Scan the data below and pick out the lines containing the word "JSON".

BEGIN Exercise input

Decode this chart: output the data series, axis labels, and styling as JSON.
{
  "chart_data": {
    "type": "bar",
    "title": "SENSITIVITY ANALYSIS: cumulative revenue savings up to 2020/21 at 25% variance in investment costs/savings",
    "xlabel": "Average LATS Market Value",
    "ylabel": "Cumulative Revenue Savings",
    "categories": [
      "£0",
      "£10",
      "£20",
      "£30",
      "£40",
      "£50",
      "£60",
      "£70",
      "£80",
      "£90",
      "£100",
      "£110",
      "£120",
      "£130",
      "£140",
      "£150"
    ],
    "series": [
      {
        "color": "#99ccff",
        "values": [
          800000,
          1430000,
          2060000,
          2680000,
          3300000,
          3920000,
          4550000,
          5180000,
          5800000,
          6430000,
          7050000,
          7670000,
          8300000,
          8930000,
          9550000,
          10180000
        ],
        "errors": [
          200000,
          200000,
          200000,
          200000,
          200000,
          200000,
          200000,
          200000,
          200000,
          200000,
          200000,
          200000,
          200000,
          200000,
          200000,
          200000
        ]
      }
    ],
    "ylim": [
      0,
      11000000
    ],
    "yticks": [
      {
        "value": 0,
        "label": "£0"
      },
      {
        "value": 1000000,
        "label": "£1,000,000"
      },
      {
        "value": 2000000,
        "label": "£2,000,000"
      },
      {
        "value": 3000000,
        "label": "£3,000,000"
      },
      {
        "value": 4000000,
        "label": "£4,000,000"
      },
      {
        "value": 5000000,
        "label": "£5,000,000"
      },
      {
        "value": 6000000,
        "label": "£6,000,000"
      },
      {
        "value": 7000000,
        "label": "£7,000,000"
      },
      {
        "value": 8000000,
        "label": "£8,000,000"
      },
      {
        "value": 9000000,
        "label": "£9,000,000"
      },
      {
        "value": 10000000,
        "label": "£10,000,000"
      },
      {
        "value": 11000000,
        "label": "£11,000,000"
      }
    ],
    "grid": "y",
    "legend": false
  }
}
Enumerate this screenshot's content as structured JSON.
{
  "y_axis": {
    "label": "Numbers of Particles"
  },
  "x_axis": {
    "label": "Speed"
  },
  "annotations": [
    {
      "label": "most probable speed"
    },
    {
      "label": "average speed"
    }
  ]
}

END Exercise input

Task answer:
Decode this chart: output the data series, axis labels, and styling as JSON.
Enumerate this screenshot's content as structured JSON.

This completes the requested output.